My wife and
me have been married for 25 years this year, so we decided to treat ourselves
and our children to a citytrip. The choice fell on Berlin. Coincidentally –as
we discovered about two weeks before- it was also the 25th
anniversary of the German unity. It being “only” a 600 kilometer drive we
decided on the car as a means of transport. It would save the five of us a lot
of spending money in Berlin. We had some traffic jams due to trucks breaking
down in the middle of the highway (a German tradition as it would turn out) but
still arrived in time on the 2nd to do some grocery shopping as all
of Berlin would be celebrating the German Union and therefore be closed.
We stayed
in an apartment near the Potsdamer Platz in what used to be East Berlin. It was
a roomy place with a balcony and a little walled park inside the city block.
Imposing gates warned passers-by to keep out of this private property, a
message that had apparently lost its potency since the Wende as lots of people used
the park as a shortcut and to let out their dogs. It had all the trappings of a
former Party member apartment block, even including the toilet with a (too)
narrow outlet to prevent any shit from escaping to the West.
So the next
morning we took off into a festive city crammed with happily united Germans,
pop concerts and lots of opportunities to consume copious amounts of food and
drink. We stopped at the Potsdamer Platz to look at the strangely moving Wall
Memorial, standing in the place where once the Wall divided the Platz in two.
Cobblestones set into the asphalt indicate where the Wall used to be. Modern
skyscrapers and wide avenues now dominate this square.
We stopped
for a while at the Holocaust Mounument. A strangely sober monument of grey
basalt blocks that stretch across the square. The monument’s impact only
becomes clear once you walk into it. The terrain sinks into the ground while
the blocks rise high above you. Sight is minimal and even though you know that
dozens of people walk around you, usually you see no one. It is an eerily
claustrophobic and lonely experience.
The
Brandenburger Tor was largely masked with pop podia and Festival stuff so we
handed over all our lethal deodorants to the security guards and entered Unter
den Linden for coffee, donuts and icecream.

### DATASET CONTENT
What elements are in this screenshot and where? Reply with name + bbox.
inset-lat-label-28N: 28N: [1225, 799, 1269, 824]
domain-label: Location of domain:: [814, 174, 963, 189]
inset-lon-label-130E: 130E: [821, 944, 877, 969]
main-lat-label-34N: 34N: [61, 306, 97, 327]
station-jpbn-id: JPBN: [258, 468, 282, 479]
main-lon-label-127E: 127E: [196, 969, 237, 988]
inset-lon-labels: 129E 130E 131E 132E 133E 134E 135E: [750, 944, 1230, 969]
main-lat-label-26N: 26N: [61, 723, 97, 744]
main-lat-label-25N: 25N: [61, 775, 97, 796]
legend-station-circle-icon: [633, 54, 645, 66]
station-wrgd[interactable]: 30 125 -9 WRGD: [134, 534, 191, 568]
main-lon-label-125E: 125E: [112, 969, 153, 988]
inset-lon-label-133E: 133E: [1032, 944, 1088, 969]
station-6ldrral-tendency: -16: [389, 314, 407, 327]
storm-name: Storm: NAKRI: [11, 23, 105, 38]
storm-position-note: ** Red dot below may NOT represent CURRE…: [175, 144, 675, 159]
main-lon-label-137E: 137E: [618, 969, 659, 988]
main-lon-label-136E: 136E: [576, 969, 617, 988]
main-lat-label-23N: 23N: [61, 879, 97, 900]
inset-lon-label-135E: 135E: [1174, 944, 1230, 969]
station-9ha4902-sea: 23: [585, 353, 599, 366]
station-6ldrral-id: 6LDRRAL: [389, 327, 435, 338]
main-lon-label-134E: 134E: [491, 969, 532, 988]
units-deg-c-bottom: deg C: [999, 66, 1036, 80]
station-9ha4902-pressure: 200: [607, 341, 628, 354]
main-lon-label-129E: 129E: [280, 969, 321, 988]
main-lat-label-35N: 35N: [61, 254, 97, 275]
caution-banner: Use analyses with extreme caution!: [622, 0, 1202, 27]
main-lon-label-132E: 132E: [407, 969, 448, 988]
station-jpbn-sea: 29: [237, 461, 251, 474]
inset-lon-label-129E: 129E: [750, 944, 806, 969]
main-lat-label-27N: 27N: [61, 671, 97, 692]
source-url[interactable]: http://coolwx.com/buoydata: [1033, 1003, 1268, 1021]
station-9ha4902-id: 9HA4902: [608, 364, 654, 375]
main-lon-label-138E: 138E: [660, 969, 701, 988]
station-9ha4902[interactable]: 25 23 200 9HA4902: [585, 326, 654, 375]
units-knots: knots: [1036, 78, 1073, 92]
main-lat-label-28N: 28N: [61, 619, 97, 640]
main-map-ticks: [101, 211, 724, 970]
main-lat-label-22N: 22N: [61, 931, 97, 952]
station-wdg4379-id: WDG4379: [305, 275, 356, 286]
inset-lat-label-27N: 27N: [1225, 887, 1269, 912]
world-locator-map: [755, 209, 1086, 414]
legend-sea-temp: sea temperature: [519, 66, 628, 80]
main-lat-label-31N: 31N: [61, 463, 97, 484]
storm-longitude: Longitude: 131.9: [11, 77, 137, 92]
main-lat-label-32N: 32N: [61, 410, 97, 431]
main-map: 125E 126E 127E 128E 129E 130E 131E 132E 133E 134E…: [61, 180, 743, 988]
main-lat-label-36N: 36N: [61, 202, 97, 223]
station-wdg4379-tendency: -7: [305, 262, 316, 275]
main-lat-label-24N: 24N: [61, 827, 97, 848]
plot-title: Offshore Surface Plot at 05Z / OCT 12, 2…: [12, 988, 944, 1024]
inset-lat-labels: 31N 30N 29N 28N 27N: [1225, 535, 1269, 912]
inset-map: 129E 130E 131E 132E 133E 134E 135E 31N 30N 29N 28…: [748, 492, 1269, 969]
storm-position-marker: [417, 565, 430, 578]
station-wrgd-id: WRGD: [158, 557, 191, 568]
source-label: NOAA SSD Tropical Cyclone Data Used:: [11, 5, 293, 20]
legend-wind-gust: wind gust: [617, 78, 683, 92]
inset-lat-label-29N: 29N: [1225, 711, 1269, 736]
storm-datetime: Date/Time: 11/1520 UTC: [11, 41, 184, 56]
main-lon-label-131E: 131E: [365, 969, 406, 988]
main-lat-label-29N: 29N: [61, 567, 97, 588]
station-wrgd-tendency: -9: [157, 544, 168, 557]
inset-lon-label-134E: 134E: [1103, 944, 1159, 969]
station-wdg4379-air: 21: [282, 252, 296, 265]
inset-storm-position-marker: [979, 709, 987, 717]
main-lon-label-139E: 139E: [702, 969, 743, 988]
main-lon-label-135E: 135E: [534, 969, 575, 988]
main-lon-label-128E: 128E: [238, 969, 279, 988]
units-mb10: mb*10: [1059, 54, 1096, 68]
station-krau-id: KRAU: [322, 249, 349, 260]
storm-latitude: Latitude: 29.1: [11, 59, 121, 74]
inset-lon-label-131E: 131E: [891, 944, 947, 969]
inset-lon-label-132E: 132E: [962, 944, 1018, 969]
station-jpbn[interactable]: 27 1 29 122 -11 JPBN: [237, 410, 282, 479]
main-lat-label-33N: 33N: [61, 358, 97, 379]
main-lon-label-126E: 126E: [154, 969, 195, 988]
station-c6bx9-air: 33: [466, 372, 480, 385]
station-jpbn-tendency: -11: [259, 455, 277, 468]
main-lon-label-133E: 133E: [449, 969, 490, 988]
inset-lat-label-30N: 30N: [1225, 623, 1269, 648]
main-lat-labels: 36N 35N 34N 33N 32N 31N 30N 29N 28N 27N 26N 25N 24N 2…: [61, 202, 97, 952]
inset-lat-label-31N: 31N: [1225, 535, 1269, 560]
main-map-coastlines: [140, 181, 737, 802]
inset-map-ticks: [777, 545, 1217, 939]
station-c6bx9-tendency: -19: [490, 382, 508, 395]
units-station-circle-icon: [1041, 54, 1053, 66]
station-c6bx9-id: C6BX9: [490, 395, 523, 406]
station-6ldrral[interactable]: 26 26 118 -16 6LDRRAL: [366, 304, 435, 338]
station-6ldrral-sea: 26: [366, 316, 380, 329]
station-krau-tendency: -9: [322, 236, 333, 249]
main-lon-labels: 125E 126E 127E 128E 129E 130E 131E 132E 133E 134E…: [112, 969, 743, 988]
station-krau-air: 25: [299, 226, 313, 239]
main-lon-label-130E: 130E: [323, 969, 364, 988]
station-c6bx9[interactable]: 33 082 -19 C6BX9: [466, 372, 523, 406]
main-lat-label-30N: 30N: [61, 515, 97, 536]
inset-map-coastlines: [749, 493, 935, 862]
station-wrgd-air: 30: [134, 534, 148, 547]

==

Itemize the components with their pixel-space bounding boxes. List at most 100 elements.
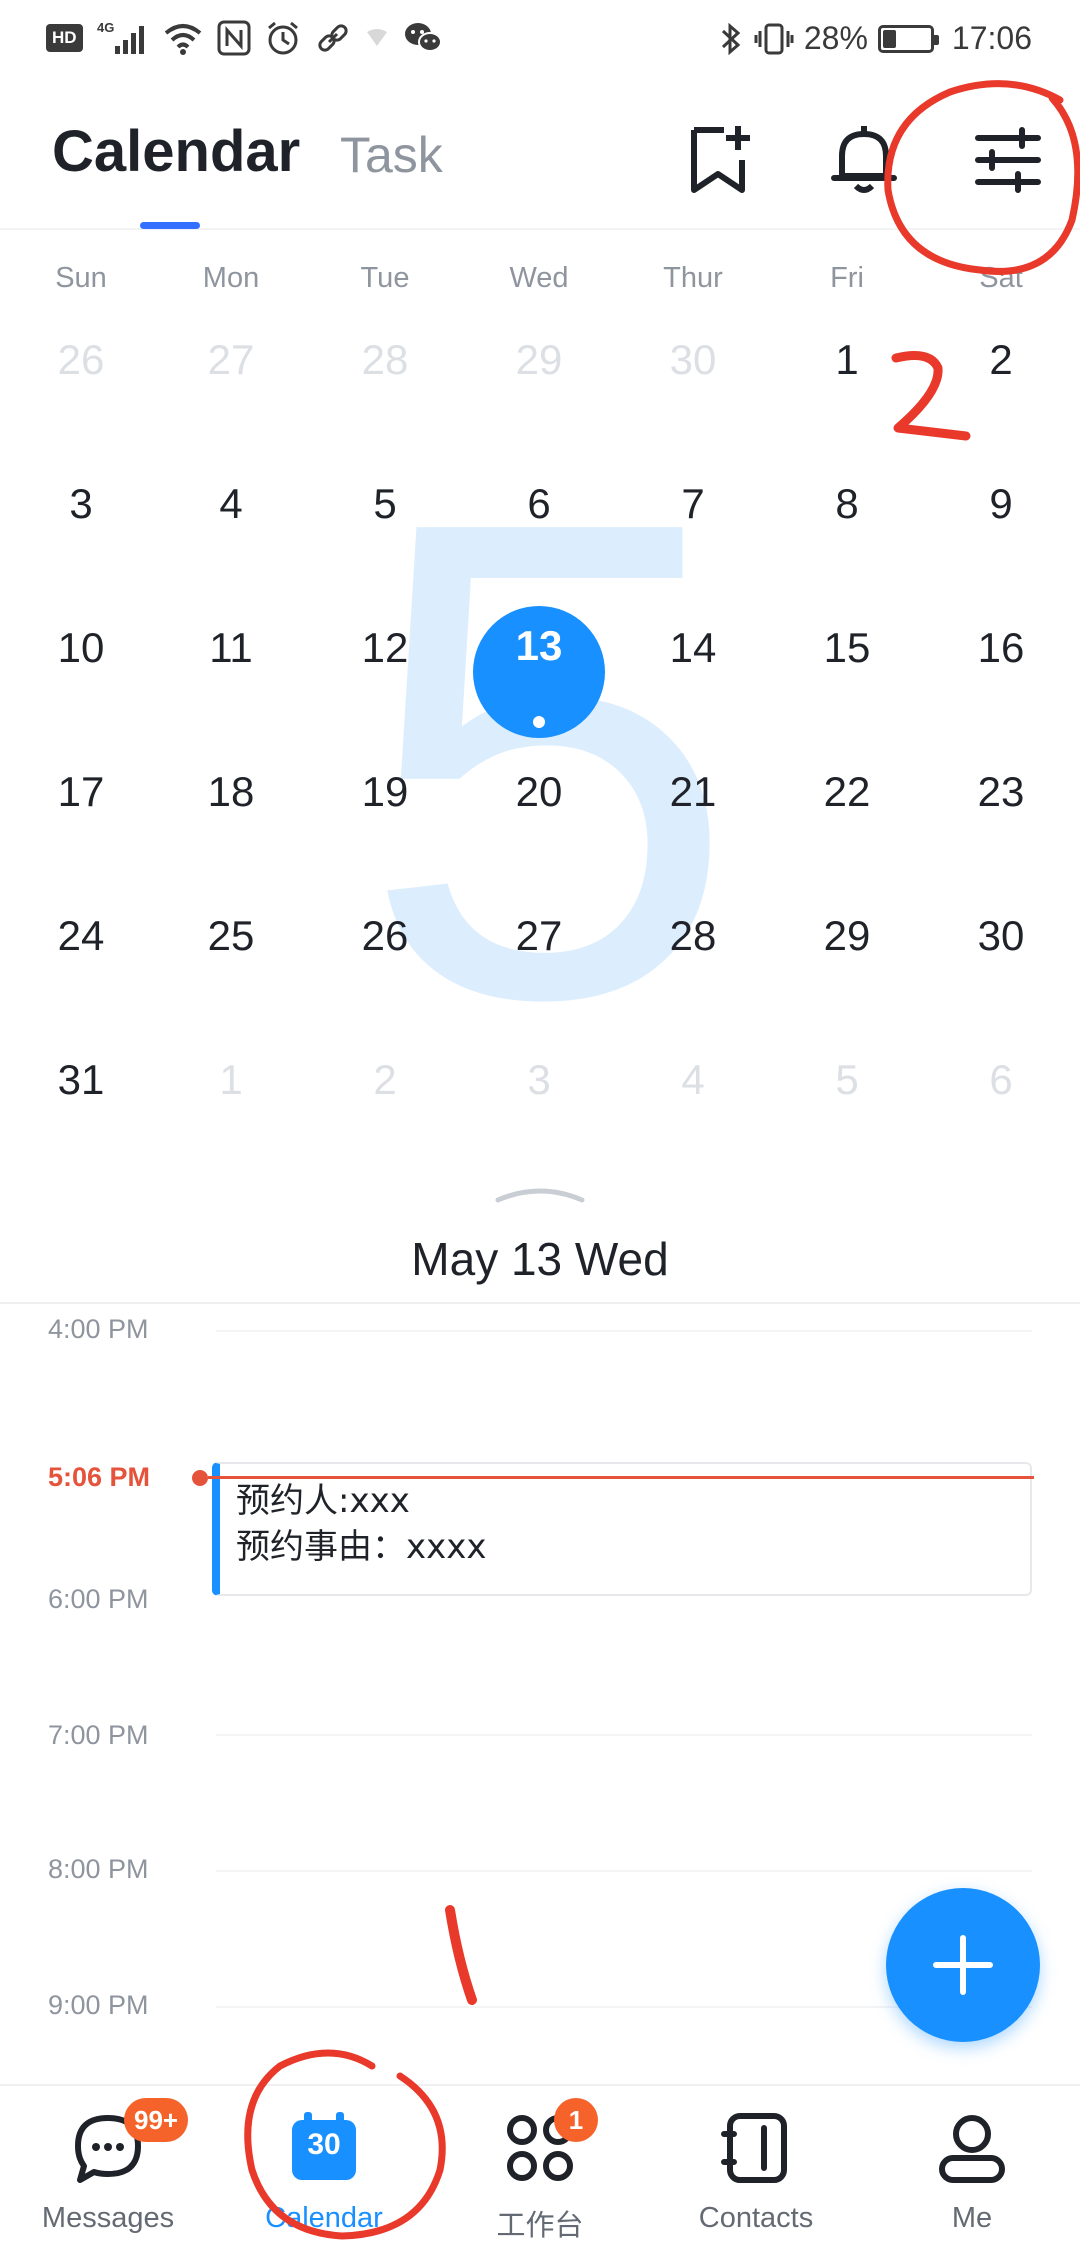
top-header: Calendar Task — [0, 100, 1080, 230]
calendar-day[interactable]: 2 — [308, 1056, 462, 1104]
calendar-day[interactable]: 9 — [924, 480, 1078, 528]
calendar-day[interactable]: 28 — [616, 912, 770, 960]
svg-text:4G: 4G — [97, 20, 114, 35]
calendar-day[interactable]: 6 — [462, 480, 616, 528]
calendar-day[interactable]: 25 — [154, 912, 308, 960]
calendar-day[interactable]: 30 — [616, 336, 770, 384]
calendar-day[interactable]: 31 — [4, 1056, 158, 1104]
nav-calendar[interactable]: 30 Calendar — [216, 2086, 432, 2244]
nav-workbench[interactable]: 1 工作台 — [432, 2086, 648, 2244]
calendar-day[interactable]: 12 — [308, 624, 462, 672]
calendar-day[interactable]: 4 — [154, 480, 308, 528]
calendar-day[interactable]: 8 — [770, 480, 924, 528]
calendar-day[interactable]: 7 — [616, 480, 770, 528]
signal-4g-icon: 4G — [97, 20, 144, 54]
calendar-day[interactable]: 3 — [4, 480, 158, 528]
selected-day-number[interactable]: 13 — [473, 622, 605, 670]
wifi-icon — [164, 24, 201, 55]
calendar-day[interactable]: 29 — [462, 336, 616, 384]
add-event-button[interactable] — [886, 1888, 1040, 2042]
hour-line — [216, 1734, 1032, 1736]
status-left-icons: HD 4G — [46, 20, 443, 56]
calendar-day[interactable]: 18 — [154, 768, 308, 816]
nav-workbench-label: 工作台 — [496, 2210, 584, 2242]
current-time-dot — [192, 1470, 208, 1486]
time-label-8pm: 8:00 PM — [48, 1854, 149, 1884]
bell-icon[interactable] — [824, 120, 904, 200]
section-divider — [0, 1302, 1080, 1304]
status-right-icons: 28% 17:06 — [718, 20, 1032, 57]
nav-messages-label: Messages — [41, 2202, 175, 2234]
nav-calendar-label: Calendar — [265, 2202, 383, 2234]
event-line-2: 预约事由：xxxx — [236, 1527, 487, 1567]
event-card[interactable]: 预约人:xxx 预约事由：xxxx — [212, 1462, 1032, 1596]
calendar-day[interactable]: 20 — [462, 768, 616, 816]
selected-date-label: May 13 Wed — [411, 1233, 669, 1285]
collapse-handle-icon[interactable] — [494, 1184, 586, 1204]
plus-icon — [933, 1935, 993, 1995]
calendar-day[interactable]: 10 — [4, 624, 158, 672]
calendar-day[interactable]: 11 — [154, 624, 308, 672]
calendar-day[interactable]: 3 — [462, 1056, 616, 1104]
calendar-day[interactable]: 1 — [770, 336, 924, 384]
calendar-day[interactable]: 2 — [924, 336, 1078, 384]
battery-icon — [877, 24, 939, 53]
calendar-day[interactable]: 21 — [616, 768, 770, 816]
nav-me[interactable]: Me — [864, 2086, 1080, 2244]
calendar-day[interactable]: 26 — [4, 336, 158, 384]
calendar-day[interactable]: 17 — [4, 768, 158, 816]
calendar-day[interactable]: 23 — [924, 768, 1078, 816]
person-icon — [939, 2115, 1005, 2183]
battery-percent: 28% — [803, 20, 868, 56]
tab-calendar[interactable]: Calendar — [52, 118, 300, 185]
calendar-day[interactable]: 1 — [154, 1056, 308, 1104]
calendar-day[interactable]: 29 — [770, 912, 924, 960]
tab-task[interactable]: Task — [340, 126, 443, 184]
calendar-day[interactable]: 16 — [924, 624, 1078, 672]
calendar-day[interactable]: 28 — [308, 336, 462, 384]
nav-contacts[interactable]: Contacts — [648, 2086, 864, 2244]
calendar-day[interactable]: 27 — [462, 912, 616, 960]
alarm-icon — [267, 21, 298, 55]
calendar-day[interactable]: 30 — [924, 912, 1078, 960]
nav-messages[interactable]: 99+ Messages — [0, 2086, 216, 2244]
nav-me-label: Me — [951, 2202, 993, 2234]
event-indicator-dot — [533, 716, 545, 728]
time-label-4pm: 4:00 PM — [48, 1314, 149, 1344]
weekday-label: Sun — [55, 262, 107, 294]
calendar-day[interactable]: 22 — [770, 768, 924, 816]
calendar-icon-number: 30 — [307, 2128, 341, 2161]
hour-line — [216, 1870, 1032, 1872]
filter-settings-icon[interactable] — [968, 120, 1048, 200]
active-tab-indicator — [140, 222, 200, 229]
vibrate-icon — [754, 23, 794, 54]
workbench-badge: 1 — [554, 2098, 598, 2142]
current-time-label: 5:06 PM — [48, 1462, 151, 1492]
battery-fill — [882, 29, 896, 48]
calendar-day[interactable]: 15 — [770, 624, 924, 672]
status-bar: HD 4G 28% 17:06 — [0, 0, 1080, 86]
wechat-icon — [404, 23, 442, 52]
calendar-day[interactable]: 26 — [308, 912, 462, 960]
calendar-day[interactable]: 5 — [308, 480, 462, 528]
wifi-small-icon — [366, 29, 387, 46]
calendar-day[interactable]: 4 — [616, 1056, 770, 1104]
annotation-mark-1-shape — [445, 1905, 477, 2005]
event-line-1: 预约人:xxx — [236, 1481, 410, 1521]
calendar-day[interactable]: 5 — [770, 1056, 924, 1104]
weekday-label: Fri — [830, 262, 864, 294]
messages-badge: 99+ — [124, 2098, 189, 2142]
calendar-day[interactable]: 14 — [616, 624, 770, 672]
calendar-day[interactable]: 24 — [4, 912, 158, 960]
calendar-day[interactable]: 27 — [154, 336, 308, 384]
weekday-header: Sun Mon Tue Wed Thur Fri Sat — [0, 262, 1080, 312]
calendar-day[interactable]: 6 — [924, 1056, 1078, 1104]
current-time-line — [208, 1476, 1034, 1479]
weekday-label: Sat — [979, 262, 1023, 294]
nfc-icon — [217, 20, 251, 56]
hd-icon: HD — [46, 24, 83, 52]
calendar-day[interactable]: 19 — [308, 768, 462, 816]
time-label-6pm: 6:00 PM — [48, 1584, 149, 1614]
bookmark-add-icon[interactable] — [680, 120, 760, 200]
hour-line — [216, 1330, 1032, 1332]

### THE PROBLEM
Copy the account of the family trip to Berlin in full, reproducing every word and punctuation mark unchanged.

### RESPONSE FOR THIS EXERCISE
My wife and
me have been married for 25 years this year, so we decided to treat ourselves
and our children to a citytrip. The choice fell on Berlin. Coincidentally –as
we discovered about two weeks before- it was also the 25th
anniversary of the German unity. It being “only” a 600 kilometer drive we
decided on the car as a means of transport. It would save the five of us a lot
of spending money in Berlin. We had some traffic jams due to trucks breaking
down in the middle of the highway (a German tradition as it would turn out) but
still arrived in time on the 2nd to do some grocery shopping as all
of Berlin would be celebrating the German Union and therefore be closed.
We stayed
in an apartment near the Potsdamer Platz in what used to be East Berlin. It was
a roomy place with a balcony and a little walled park inside the city block.
Imposing gates warned passers-by to keep out of this private property, a
message that had apparently lost its potency since the Wende as lots of people used
the park as a shortcut and to let out their dogs. It had all the trappings of a
former Party member apartment block, even including the toilet with a (too)
narrow outlet to prevent any shit from escaping to the West.
So the next
morning we took off into a festive city crammed with happily united Germans,
pop concerts and lots of opportunities to consume copious amounts of food and
drink. We stopped at the Potsdamer Platz to look at the strangely moving Wall
Memorial, standing in the place where once the Wall divided the Platz in two.
Cobblestones set into the asphalt indicate where the Wall used to be. Modern
skyscrapers and wide avenues now dominate this square.
We stopped
for a while at the Holocaust Mounument. A strangely sober monument of grey
basalt blocks that stretch across the square. The monument’s impact only
becomes clear once you walk into it. The terrain sinks into the ground while
the blocks rise high above you. Sight is minimal and even though you know that
dozens of people walk around you, usually you see no one. It is an eerily
claustrophobic and lonely experience.
The
Brandenburger Tor was largely masked with pop podia and Festival stuff so we
handed over all our lethal deodorants to the security guards and entered Unter
den Linden for coffee, donuts and icecream.